▶ [Exercise objective]
Every line below should be repeated exactly.

▶ [Information given]
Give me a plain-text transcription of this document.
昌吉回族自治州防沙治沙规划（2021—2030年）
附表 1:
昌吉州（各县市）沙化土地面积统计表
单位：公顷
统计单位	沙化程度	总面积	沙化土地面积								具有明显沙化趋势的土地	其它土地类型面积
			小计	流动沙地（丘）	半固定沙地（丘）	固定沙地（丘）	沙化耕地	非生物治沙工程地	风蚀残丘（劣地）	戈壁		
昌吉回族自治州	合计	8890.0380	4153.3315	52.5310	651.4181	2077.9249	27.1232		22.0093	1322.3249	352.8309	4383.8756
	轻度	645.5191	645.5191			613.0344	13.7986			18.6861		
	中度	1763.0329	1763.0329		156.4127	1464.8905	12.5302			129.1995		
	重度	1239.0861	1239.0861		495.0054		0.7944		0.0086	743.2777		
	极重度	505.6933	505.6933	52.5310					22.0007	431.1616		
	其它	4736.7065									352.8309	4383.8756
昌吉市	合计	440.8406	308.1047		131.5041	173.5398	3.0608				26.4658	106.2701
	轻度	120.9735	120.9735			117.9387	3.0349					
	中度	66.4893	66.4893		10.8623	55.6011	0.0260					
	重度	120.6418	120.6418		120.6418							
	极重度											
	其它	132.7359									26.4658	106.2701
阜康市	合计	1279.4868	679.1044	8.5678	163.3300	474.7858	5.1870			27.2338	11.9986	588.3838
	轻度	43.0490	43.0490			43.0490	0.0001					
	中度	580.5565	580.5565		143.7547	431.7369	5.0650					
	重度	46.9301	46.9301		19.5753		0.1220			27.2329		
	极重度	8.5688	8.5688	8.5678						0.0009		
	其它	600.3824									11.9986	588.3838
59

▶ [Answer below]
Give me a plain-text transcription of this document.
昌吉回族自治州防沙治沙规划（2021—2030年）
附表 1:
昌吉州（各县市）沙化土地面积统计表
单位：公顷
统计单位	沙化程度	总面积	沙化土地面积								具有明显沙化趋势的土地	其它土地类型面积
			小计	流动沙地（丘）	半固定沙地（丘）	固定沙地（丘）	沙化耕地	非生物治沙工程地	风蚀残丘（劣地）	戈壁		
昌吉回族自治州	合计	8890.0380	4153.3315	52.5310	651.4181	2077.9249	27.1232		22.0093	1322.3249	352.8309	4383.8756
	轻度	645.5191	645.5191			613.0344	13.7986			18.6861		
	中度	1763.0329	1763.0329		156.4127	1464.8905	12.5302			129.1995		
	重度	1239.0861	1239.0861		495.0054		0.7944		0.0086	743.2777		
	极重度	505.6933	505.6933	52.5310					22.0007	431.1616		
	其它	4736.7065									352.8309	4383.8756
昌吉市	合计	440.8406	308.1047		131.5041	173.5398	3.0608				26.4658	106.2701
	轻度	120.9735	120.9735			117.9387	3.0349					
	中度	66.4893	66.4893		10.8623	55.6011	0.0260					
	重度	120.6418	120.6418		120.6418							
	极重度											
	其它	132.7359									26.4658	106.2701
阜康市	合计	1279.4868	679.1044	8.5678	163.3300	474.7858	5.1870			27.2338	11.9986	588.3838
	轻度	43.0490	43.0490			43.0490	0.0001					
	中度	580.5565	580.5565		143.7547	431.7369	5.0650					
	重度	46.9301	46.9301		19.5753		0.1220			27.2329		
	极重度	8.5688	8.5688	8.5678						0.0009		
	其它	600.3824									11.9986	588.3838
59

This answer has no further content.